• _SHORT PROBLEM_: In the entries that follow, find the word "United" and report each line it is on.

--

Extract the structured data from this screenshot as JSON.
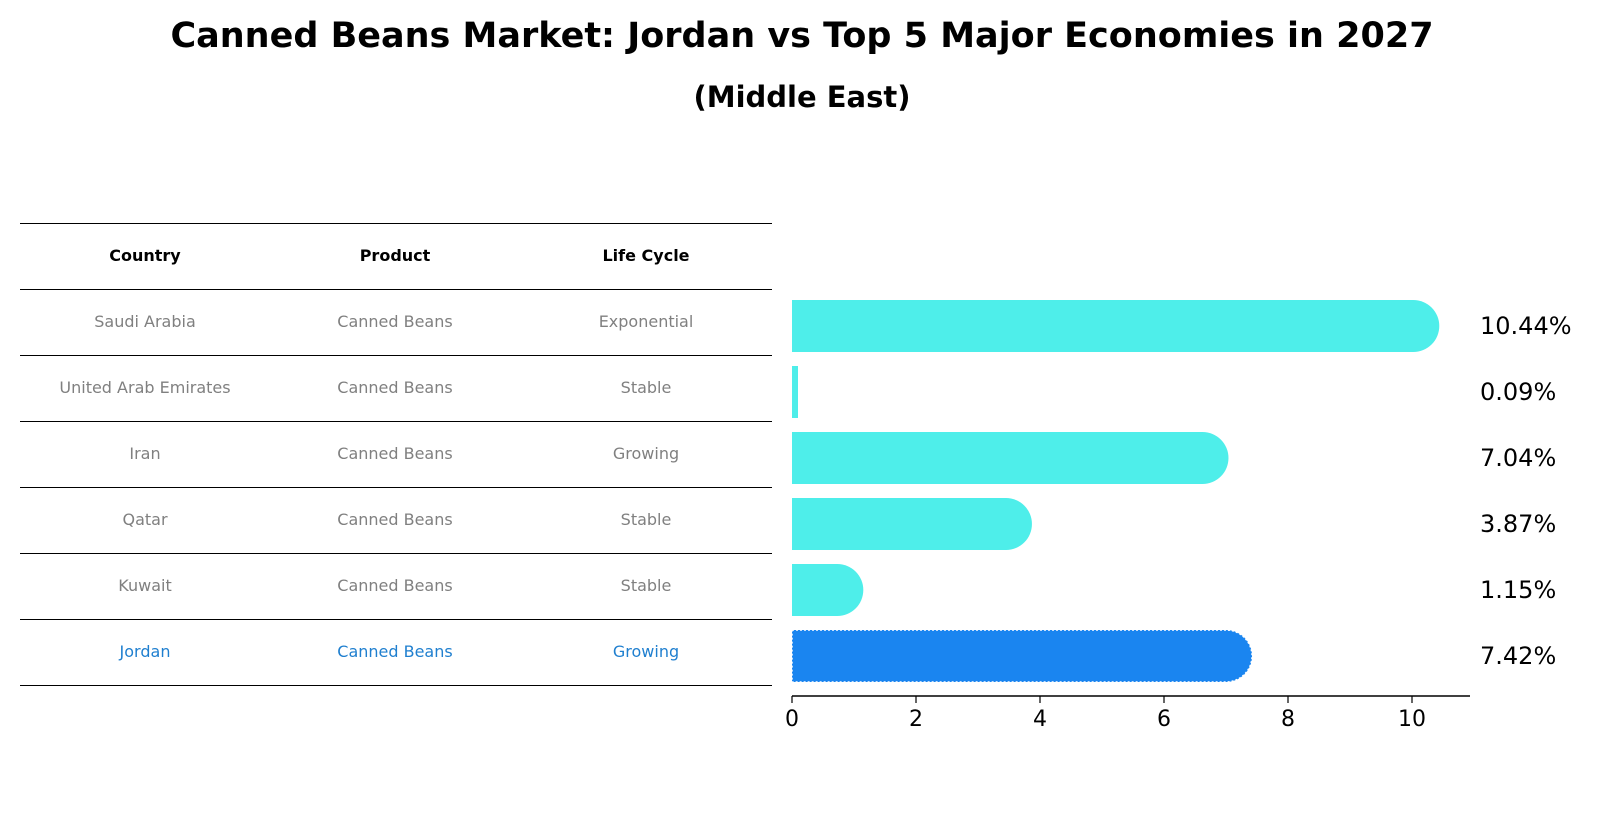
{
  "title": "Canned Beans Market: Jordan vs Top 5 Major Economies in 2027",
  "subtitle": "(Middle East)",
  "table": {
    "headers": [
      "Country",
      "Product",
      "Life Cycle"
    ],
    "rows": [
      [
        "Saudi Arabia",
        "Canned Beans",
        "Exponential"
      ],
      [
        "United Arab Emirates",
        "Canned Beans",
        "Stable"
      ],
      [
        "Iran",
        "Canned Beans",
        "Growing"
      ],
      [
        "Qatar",
        "Canned Beans",
        "Stable"
      ],
      [
        "Kuwait",
        "Canned Beans",
        "Stable"
      ],
      [
        "Jordan",
        "Canned Beans",
        "Growing"
      ]
    ]
  },
  "colors": {
    "bar": "#4eeeea",
    "highlight_bar": "#1a85f0",
    "highlight_text": "#1f7fcf",
    "row_text": "#808080"
  },
  "chart_data": {
    "type": "bar",
    "orientation": "horizontal",
    "categories": [
      "Saudi Arabia",
      "United Arab Emirates",
      "Iran",
      "Qatar",
      "Kuwait",
      "Jordan"
    ],
    "values": [
      10.44,
      0.09,
      7.04,
      3.87,
      1.15,
      7.42
    ],
    "value_labels": [
      "10.44%",
      "0.09%",
      "7.04%",
      "3.87%",
      "1.15%",
      "7.42%"
    ],
    "highlight": "Jordan",
    "xlim": [
      0,
      11
    ],
    "xticks": [
      0,
      2,
      4,
      6,
      8,
      10
    ],
    "xlabel": "",
    "ylabel": ""
  }
}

--

• _FINAL RESULT_:
        "United Arab Emirates",
      "United Arab Emirates",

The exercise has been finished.